- [Written instruction] Find the line that contains "What text is on this page?". Output it and every line after it to the end of the records, exactly as they appear.

- [Records provided]
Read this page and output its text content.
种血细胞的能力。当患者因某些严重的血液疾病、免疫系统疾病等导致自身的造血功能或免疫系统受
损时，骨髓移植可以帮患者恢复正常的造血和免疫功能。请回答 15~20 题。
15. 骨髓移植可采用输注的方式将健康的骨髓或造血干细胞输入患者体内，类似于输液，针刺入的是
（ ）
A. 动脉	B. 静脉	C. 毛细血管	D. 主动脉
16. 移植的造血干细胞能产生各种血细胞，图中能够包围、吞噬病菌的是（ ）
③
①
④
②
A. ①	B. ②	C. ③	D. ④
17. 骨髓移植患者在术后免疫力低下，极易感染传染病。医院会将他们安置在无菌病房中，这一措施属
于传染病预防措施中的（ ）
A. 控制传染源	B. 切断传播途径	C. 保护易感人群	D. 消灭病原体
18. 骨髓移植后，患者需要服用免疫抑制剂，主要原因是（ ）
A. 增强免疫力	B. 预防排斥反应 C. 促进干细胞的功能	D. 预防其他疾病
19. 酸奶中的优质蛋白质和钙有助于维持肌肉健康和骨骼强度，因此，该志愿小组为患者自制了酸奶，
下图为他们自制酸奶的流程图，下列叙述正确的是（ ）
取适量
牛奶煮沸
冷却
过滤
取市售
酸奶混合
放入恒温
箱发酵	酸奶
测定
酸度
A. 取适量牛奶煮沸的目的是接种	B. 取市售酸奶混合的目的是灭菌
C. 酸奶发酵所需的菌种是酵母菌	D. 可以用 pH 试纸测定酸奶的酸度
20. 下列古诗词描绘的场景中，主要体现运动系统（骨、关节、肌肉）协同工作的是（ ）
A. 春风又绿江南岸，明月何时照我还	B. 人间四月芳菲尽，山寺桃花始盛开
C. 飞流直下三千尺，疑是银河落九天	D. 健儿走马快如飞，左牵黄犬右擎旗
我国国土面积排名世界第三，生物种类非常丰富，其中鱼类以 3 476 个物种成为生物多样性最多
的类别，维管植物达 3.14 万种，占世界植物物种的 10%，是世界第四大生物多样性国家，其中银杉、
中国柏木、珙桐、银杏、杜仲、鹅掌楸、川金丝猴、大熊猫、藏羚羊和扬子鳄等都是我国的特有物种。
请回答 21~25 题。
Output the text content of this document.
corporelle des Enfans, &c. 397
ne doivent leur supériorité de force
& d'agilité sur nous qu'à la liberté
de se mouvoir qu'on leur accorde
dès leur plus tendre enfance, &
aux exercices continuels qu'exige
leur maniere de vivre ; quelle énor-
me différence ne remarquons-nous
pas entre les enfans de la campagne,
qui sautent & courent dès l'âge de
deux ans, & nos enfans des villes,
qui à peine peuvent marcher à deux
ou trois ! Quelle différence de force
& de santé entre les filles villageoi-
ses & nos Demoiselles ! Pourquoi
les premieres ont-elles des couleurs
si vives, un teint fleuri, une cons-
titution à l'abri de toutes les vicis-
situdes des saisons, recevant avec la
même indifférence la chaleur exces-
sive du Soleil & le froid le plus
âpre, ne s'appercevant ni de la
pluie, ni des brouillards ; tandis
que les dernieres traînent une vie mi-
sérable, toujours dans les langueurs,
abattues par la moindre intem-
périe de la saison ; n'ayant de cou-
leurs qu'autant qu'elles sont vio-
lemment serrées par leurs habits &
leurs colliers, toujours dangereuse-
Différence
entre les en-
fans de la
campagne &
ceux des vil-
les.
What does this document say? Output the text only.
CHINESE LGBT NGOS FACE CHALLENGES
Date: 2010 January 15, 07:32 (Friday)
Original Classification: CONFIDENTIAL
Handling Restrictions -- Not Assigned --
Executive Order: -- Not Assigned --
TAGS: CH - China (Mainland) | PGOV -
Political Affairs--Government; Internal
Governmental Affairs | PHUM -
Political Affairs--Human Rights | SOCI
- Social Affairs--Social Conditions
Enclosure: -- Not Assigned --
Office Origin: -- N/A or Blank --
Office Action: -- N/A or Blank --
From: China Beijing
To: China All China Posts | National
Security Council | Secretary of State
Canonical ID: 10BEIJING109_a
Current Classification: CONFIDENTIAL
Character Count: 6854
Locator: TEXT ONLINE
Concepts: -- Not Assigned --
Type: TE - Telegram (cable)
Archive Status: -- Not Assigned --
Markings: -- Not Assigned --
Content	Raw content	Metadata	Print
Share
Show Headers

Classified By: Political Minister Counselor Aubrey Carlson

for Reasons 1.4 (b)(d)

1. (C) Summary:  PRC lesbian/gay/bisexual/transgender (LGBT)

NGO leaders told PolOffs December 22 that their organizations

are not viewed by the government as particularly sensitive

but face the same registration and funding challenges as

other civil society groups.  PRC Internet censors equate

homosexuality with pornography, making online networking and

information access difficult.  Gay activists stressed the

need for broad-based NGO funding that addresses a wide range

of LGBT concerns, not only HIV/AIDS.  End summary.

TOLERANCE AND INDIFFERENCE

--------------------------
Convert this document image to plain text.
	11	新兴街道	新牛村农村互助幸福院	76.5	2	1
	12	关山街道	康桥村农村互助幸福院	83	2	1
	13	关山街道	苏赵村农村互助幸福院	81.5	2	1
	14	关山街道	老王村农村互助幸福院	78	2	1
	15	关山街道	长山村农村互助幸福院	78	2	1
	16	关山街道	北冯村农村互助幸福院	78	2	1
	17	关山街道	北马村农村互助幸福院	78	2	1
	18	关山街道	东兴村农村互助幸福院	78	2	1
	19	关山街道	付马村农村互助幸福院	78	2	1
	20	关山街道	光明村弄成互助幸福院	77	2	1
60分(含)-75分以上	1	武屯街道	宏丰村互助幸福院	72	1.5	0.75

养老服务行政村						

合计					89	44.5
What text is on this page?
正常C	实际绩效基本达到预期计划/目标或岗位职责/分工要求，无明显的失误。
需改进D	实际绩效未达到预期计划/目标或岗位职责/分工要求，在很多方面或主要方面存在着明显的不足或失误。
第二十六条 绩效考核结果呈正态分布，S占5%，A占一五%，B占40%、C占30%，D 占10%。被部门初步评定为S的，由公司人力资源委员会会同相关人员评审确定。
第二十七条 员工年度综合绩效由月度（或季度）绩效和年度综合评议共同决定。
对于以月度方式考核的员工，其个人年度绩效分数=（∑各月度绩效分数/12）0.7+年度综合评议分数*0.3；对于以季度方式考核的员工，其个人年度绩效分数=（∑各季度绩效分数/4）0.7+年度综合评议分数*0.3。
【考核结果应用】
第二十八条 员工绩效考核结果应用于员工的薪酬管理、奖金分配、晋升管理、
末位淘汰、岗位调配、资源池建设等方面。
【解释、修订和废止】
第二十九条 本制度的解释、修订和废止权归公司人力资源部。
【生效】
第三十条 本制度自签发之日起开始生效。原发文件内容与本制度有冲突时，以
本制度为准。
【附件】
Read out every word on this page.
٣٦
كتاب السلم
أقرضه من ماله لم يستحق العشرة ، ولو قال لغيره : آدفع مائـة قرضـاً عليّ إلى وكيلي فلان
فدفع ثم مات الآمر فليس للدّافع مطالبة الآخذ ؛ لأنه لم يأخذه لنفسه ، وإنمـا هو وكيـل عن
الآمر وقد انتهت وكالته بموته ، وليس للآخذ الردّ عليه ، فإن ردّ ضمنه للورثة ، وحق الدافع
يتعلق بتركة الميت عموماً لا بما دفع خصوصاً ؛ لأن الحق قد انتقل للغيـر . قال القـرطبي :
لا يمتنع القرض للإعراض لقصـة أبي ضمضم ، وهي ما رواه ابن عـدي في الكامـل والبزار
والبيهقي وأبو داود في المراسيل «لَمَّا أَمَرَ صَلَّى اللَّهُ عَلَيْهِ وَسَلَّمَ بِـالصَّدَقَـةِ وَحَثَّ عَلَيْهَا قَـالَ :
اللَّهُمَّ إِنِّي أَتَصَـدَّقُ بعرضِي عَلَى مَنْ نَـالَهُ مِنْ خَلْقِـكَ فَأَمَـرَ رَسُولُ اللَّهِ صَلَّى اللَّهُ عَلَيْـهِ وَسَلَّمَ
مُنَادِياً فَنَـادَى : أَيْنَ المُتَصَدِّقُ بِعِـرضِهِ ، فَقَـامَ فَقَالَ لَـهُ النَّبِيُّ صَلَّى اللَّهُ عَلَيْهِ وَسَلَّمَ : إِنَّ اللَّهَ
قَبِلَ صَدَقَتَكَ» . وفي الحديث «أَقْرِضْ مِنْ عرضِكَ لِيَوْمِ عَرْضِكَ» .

- [Result below]
What text is on this page?
正常C	实际绩效基本达到预期计划/目标或岗位职责/分工要求，无明显的失误。
需改进D	实际绩效未达到预期计划/目标或岗位职责/分工要求，在很多方面或主要方面存在着明显的不足或失误。
第二十六条 绩效考核结果呈正态分布，S占5%，A占一五%，B占40%、C占30%，D 占10%。被部门初步评定为S的，由公司人力资源委员会会同相关人员评审确定。
第二十七条 员工年度综合绩效由月度（或季度）绩效和年度综合评议共同决定。
对于以月度方式考核的员工，其个人年度绩效分数=（∑各月度绩效分数/12）0.7+年度综合评议分数*0.3；对于以季度方式考核的员工，其个人年度绩效分数=（∑各季度绩效分数/4）0.7+年度综合评议分数*0.3。
【考核结果应用】
第二十八条 员工绩效考核结果应用于员工的薪酬管理、奖金分配、晋升管理、
末位淘汰、岗位调配、资源池建设等方面。
【解释、修订和废止】
第二十九条 本制度的解释、修订和废止权归公司人力资源部。
【生效】
第三十条 本制度自签发之日起开始生效。原发文件内容与本制度有冲突时，以
本制度为准。
【附件】
Read out every word on this page.
٣٦
كتاب السلم
أقرضه من ماله لم يستحق العشرة ، ولو قال لغيره : آدفع مائـة قرضـاً عليّ إلى وكيلي فلان
فدفع ثم مات الآمر فليس للدّافع مطالبة الآخذ ؛ لأنه لم يأخذه لنفسه ، وإنمـا هو وكيـل عن
الآمر وقد انتهت وكالته بموته ، وليس للآخذ الردّ عليه ، فإن ردّ ضمنه للورثة ، وحق الدافع
يتعلق بتركة الميت عموماً لا بما دفع خصوصاً ؛ لأن الحق قد انتقل للغيـر . قال القـرطبي :
لا يمتنع القرض للإعراض لقصـة أبي ضمضم ، وهي ما رواه ابن عـدي في الكامـل والبزار
والبيهقي وأبو داود في المراسيل «لَمَّا أَمَرَ صَلَّى اللَّهُ عَلَيْهِ وَسَلَّمَ بِـالصَّدَقَـةِ وَحَثَّ عَلَيْهَا قَـالَ :
اللَّهُمَّ إِنِّي أَتَصَـدَّقُ بعرضِي عَلَى مَنْ نَـالَهُ مِنْ خَلْقِـكَ فَأَمَـرَ رَسُولُ اللَّهِ صَلَّى اللَّهُ عَلَيْـهِ وَسَلَّمَ
مُنَادِياً فَنَـادَى : أَيْنَ المُتَصَدِّقُ بِعِـرضِهِ ، فَقَـامَ فَقَالَ لَـهُ النَّبِيُّ صَلَّى اللَّهُ عَلَيْهِ وَسَلَّمَ : إِنَّ اللَّهَ
قَبِلَ صَدَقَتَكَ» . وفي الحديث «أَقْرِضْ مِنْ عرضِكَ لِيَوْمِ عَرْضِكَ» .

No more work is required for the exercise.